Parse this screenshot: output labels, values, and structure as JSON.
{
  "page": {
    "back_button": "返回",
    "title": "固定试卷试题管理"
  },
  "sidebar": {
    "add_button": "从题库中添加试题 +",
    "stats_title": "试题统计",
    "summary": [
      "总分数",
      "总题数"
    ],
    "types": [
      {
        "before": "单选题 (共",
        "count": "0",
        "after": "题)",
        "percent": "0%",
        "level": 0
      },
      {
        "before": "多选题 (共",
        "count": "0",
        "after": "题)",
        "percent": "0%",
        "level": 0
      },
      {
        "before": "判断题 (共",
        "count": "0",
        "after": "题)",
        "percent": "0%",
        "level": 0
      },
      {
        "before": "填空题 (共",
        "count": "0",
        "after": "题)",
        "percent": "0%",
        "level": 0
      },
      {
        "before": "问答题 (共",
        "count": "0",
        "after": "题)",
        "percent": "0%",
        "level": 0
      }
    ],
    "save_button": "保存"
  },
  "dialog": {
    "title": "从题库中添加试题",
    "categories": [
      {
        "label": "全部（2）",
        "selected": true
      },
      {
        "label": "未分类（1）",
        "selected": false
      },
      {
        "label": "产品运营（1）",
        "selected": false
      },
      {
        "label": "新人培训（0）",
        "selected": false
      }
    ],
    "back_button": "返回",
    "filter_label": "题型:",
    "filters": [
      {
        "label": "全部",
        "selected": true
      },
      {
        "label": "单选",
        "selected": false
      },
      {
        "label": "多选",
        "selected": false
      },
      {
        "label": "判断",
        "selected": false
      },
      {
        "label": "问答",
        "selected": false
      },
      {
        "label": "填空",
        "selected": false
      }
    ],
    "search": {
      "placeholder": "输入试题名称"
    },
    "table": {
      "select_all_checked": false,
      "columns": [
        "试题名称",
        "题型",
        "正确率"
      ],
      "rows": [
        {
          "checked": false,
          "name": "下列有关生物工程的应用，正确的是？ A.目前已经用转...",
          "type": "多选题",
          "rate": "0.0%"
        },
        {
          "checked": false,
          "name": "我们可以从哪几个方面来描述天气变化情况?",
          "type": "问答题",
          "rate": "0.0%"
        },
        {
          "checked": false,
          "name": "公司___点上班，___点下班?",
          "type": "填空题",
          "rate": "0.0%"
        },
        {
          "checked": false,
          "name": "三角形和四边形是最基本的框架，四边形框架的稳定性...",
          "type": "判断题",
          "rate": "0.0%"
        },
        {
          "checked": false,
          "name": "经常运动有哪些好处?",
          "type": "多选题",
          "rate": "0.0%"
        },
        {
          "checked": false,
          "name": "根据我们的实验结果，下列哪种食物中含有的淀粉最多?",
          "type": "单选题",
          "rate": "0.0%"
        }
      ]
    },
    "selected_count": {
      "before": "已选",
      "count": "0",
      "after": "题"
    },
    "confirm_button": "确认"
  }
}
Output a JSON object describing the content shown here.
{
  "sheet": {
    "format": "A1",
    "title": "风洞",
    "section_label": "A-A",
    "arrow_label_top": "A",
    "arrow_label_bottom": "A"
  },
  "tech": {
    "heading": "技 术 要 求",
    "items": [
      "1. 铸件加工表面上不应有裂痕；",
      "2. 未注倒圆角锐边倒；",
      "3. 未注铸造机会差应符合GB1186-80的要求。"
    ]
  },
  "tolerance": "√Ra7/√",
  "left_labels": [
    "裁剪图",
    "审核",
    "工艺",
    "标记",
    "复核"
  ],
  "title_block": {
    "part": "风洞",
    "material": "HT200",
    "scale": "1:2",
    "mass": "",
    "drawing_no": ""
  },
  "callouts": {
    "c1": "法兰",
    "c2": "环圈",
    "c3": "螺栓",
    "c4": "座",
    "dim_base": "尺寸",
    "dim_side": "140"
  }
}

TO BE DONE:
Write out the records shown above, exactly as they appear.

RESULT OF THE TASK:
Parse this screenshot: output labels, values, and structure as JSON.
{
  "page": {
    "back_button": "返回",
    "title": "固定试卷试题管理"
  },
  "sidebar": {
    "add_button": "从题库中添加试题 +",
    "stats_title": "试题统计",
    "summary": [
      "总分数",
      "总题数"
    ],
    "types": [
      {
        "before": "单选题 (共",
        "count": "0",
        "after": "题)",
        "percent": "0%",
        "level": 0
      },
      {
        "before": "多选题 (共",
        "count": "0",
        "after": "题)",
        "percent": "0%",
        "level": 0
      },
      {
        "before": "判断题 (共",
        "count": "0",
        "after": "题)",
        "percent": "0%",
        "level": 0
      },
      {
        "before": "填空题 (共",
        "count": "0",
        "after": "题)",
        "percent": "0%",
        "level": 0
      },
      {
        "before": "问答题 (共",
        "count": "0",
        "after": "题)",
        "percent": "0%",
        "level": 0
      }
    ],
    "save_button": "保存"
  },
  "dialog": {
    "title": "从题库中添加试题",
    "categories": [
      {
        "label": "全部（2）",
        "selected": true
      },
      {
        "label": "未分类（1）",
        "selected": false
      },
      {
        "label": "产品运营（1）",
        "selected": false
      },
      {
        "label": "新人培训（0）",
        "selected": false
      }
    ],
    "back_button": "返回",
    "filter_label": "题型:",
    "filters": [
      {
        "label": "全部",
        "selected": true
      },
      {
        "label": "单选",
        "selected": false
      },
      {
        "label": "多选",
        "selected": false
      },
      {
        "label": "判断",
        "selected": false
      },
      {
        "label": "问答",
        "selected": false
      },
      {
        "label": "填空",
        "selected": false
      }
    ],
    "search": {
      "placeholder": "输入试题名称"
    },
    "table": {
      "select_all_checked": false,
      "columns": [
        "试题名称",
        "题型",
        "正确率"
      ],
      "rows": [
        {
          "checked": false,
          "name": "下列有关生物工程的应用，正确的是？ A.目前已经用转...",
          "type": "多选题",
          "rate": "0.0%"
        },
        {
          "checked": false,
          "name": "我们可以从哪几个方面来描述天气变化情况?",
          "type": "问答题",
          "rate": "0.0%"
        },
        {
          "checked": false,
          "name": "公司___点上班，___点下班?",
          "type": "填空题",
          "rate": "0.0%"
        },
        {
          "checked": false,
          "name": "三角形和四边形是最基本的框架，四边形框架的稳定性...",
          "type": "判断题",
          "rate": "0.0%"
        },
        {
          "checked": false,
          "name": "经常运动有哪些好处?",
          "type": "多选题",
          "rate": "0.0%"
        },
        {
          "checked": false,
          "name": "根据我们的实验结果，下列哪种食物中含有的淀粉最多?",
          "type": "单选题",
          "rate": "0.0%"
        }
      ]
    },
    "selected_count": {
      "before": "已选",
      "count": "0",
      "after": "题"
    },
    "confirm_button": "确认"
  }
}
Output a JSON object describing the content shown here.
{
  "sheet": {
    "format": "A1",
    "title": "风洞",
    "section_label": "A-A",
    "arrow_label_top": "A",
    "arrow_label_bottom": "A"
  },
  "tech": {
    "heading": "技 术 要 求",
    "items": [
      "1. 铸件加工表面上不应有裂痕；",
      "2. 未注倒圆角锐边倒；",
      "3. 未注铸造机会差应符合GB1186-80的要求。"
    ]
  },
  "tolerance": "√Ra7/√",
  "left_labels": [
    "裁剪图",
    "审核",
    "工艺",
    "标记",
    "复核"
  ],
  "title_block": {
    "part": "风洞",
    "material": "HT200",
    "scale": "1:2",
    "mass": "",
    "drawing_no": ""
  },
  "callouts": {
    "c1": "法兰",
    "c2": "环圈",
    "c3": "螺栓",
    "c4": "座",
    "dim_base": "尺寸",
    "dim_side": "140"
  }
}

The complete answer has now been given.